> [Exercise goal]: Copy out all the entries exactly.

> [Records to use]:
====================

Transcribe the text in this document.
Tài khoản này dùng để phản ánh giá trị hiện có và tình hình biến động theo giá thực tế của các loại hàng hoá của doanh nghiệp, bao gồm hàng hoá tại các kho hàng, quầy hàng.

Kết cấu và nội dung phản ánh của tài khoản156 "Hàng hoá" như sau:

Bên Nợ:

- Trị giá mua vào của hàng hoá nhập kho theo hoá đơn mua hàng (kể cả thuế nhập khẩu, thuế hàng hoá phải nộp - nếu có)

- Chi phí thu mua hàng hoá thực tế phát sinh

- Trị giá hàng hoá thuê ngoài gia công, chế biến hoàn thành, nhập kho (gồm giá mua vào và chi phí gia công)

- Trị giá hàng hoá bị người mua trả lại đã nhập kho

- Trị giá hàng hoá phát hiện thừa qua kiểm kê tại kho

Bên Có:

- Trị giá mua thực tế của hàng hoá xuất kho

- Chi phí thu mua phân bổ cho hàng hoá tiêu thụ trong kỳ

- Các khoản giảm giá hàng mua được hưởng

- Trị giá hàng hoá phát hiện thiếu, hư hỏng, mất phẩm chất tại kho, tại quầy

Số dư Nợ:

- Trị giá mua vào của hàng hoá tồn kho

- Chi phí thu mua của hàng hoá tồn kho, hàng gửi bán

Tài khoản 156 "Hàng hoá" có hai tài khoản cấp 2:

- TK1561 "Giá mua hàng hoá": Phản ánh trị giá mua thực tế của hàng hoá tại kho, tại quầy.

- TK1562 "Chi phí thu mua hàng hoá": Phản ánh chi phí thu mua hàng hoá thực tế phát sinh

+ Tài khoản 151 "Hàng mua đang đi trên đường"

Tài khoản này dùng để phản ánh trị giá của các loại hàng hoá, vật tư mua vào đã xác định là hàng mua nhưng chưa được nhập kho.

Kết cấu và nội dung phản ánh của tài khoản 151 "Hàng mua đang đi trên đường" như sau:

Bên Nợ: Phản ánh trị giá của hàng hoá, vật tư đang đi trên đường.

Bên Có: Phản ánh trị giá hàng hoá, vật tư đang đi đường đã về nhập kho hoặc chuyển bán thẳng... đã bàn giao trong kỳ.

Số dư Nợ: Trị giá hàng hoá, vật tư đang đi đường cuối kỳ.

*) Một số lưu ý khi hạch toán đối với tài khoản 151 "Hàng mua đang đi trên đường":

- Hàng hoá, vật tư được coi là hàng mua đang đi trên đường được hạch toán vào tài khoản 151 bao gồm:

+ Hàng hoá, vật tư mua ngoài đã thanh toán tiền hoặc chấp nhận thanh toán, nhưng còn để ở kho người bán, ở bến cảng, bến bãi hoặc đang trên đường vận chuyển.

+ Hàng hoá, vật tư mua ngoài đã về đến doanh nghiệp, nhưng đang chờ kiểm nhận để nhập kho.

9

====================

> [Problem solution]:
Transcribe the text in this document.
Tài khoản này dùng để phản ánh giá trị hiện có và tình hình biến động theo giá thực tế của các loại hàng hoá của doanh nghiệp, bao gồm hàng hoá tại các kho hàng, quầy hàng.

Kết cấu và nội dung phản ánh của tài khoản156 "Hàng hoá" như sau:

Bên Nợ:

- Trị giá mua vào của hàng hoá nhập kho theo hoá đơn mua hàng (kể cả thuế nhập khẩu, thuế hàng hoá phải nộp - nếu có)

- Chi phí thu mua hàng hoá thực tế phát sinh

- Trị giá hàng hoá thuê ngoài gia công, chế biến hoàn thành, nhập kho (gồm giá mua vào và chi phí gia công)

- Trị giá hàng hoá bị người mua trả lại đã nhập kho

- Trị giá hàng hoá phát hiện thừa qua kiểm kê tại kho

Bên Có:

- Trị giá mua thực tế của hàng hoá xuất kho

- Chi phí thu mua phân bổ cho hàng hoá tiêu thụ trong kỳ

- Các khoản giảm giá hàng mua được hưởng

- Trị giá hàng hoá phát hiện thiếu, hư hỏng, mất phẩm chất tại kho, tại quầy

Số dư Nợ:

- Trị giá mua vào của hàng hoá tồn kho

- Chi phí thu mua của hàng hoá tồn kho, hàng gửi bán

Tài khoản 156 "Hàng hoá" có hai tài khoản cấp 2:

- TK1561 "Giá mua hàng hoá": Phản ánh trị giá mua thực tế của hàng hoá tại kho, tại quầy.

- TK1562 "Chi phí thu mua hàng hoá": Phản ánh chi phí thu mua hàng hoá thực tế phát sinh

+ Tài khoản 151 "Hàng mua đang đi trên đường"

Tài khoản này dùng để phản ánh trị giá của các loại hàng hoá, vật tư mua vào đã xác định là hàng mua nhưng chưa được nhập kho.

Kết cấu và nội dung phản ánh của tài khoản 151 "Hàng mua đang đi trên đường" như sau:

Bên Nợ: Phản ánh trị giá của hàng hoá, vật tư đang đi trên đường.

Bên Có: Phản ánh trị giá hàng hoá, vật tư đang đi đường đã về nhập kho hoặc chuyển bán thẳng... đã bàn giao trong kỳ.

Số dư Nợ: Trị giá hàng hoá, vật tư đang đi đường cuối kỳ.

*) Một số lưu ý khi hạch toán đối với tài khoản 151 "Hàng mua đang đi trên đường":

- Hàng hoá, vật tư được coi là hàng mua đang đi trên đường được hạch toán vào tài khoản 151 bao gồm:

+ Hàng hoá, vật tư mua ngoài đã thanh toán tiền hoặc chấp nhận thanh toán, nhưng còn để ở kho người bán, ở bến cảng, bến bãi hoặc đang trên đường vận chuyển.

+ Hàng hoá, vật tư mua ngoài đã về đến doanh nghiệp, nhưng đang chờ kiểm nhận để nhập kho.

9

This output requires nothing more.